• _TASK DESCRIPTION_: Would you restate all the data that follows, word for word?

• _THE DATA_:
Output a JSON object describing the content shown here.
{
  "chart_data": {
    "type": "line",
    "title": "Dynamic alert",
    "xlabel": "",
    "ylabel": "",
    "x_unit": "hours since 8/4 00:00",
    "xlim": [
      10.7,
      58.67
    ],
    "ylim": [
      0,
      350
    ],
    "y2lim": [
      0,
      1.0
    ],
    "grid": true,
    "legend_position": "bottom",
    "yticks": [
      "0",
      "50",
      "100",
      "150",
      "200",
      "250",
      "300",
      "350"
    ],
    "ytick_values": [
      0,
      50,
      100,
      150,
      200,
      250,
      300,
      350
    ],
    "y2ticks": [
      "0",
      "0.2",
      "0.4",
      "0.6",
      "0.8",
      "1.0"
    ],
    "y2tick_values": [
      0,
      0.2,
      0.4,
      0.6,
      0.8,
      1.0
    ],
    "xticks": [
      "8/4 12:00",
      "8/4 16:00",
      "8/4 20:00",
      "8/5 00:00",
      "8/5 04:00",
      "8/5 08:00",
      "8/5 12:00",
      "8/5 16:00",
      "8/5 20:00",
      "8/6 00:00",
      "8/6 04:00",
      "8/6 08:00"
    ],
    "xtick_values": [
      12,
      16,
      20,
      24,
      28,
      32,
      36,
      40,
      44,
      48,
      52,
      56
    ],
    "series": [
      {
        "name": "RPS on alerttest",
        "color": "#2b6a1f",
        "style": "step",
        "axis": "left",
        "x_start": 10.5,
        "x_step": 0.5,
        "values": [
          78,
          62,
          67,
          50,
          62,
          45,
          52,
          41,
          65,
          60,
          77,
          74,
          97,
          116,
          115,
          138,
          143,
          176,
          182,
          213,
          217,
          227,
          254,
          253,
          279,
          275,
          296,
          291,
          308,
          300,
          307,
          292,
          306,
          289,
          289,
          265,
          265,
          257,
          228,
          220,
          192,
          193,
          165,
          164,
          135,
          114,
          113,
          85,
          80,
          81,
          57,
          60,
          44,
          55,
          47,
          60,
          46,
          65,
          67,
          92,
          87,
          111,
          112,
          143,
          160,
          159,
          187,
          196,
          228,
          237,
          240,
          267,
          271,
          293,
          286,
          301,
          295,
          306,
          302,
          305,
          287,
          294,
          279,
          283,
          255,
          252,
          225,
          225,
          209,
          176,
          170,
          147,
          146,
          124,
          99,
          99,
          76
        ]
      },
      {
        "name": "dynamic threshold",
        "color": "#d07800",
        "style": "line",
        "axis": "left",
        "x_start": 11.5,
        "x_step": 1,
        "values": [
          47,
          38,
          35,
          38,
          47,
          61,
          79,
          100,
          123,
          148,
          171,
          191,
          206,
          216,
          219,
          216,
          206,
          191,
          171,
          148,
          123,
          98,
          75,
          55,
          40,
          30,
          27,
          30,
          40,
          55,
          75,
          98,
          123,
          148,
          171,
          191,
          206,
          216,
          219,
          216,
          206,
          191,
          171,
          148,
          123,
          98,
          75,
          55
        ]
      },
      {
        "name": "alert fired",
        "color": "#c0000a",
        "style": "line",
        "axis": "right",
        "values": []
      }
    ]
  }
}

• _RESPONSE FOR THIS EXERCISE_:
Output a JSON object describing the content shown here.
{
  "chart_data": {
    "type": "line",
    "title": "Dynamic alert",
    "xlabel": "",
    "ylabel": "",
    "x_unit": "hours since 8/4 00:00",
    "xlim": [
      10.7,
      58.67
    ],
    "ylim": [
      0,
      350
    ],
    "y2lim": [
      0,
      1.0
    ],
    "grid": true,
    "legend_position": "bottom",
    "yticks": [
      "0",
      "50",
      "100",
      "150",
      "200",
      "250",
      "300",
      "350"
    ],
    "ytick_values": [
      0,
      50,
      100,
      150,
      200,
      250,
      300,
      350
    ],
    "y2ticks": [
      "0",
      "0.2",
      "0.4",
      "0.6",
      "0.8",
      "1.0"
    ],
    "y2tick_values": [
      0,
      0.2,
      0.4,
      0.6,
      0.8,
      1.0
    ],
    "xticks": [
      "8/4 12:00",
      "8/4 16:00",
      "8/4 20:00",
      "8/5 00:00",
      "8/5 04:00",
      "8/5 08:00",
      "8/5 12:00",
      "8/5 16:00",
      "8/5 20:00",
      "8/6 00:00",
      "8/6 04:00",
      "8/6 08:00"
    ],
    "xtick_values": [
      12,
      16,
      20,
      24,
      28,
      32,
      36,
      40,
      44,
      48,
      52,
      56
    ],
    "series": [
      {
        "name": "RPS on alerttest",
        "color": "#2b6a1f",
        "style": "step",
        "axis": "left",
        "x_start": 10.5,
        "x_step": 0.5,
        "values": [
          78,
          62,
          67,
          50,
          62,
          45,
          52,
          41,
          65,
          60,
          77,
          74,
          97,
          116,
          115,
          138,
          143,
          176,
          182,
          213,
          217,
          227,
          254,
          253,
          279,
          275,
          296,
          291,
          308,
          300,
          307,
          292,
          306,
          289,
          289,
          265,
          265,
          257,
          228,
          220,
          192,
          193,
          165,
          164,
          135,
          114,
          113,
          85,
          80,
          81,
          57,
          60,
          44,
          55,
          47,
          60,
          46,
          65,
          67,
          92,
          87,
          111,
          112,
          143,
          160,
          159,
          187,
          196,
          228,
          237,
          240,
          267,
          271,
          293,
          286,
          301,
          295,
          306,
          302,
          305,
          287,
          294,
          279,
          283,
          255,
          252,
          225,
          225,
          209,
          176,
          170,
          147,
          146,
          124,
          99,
          99,
          76
        ]
      },
      {
        "name": "dynamic threshold",
        "color": "#d07800",
        "style": "line",
        "axis": "left",
        "x_start": 11.5,
        "x_step": 1,
        "values": [
          47,
          38,
          35,
          38,
          47,
          61,
          79,
          100,
          123,
          148,
          171,
          191,
          206,
          216,
          219,
          216,
          206,
          191,
          171,
          148,
          123,
          98,
          75,
          55,
          40,
          30,
          27,
          30,
          40,
          55,
          75,
          98,
          123,
          148,
          171,
          191,
          206,
          216,
          219,
          216,
          206,
          191,
          171,
          148,
          123,
          98,
          75,
          55
        ]
      },
      {
        "name": "alert fired",
        "color": "#c0000a",
        "style": "line",
        "axis": "right",
        "values": []
      }
    ]
  }
}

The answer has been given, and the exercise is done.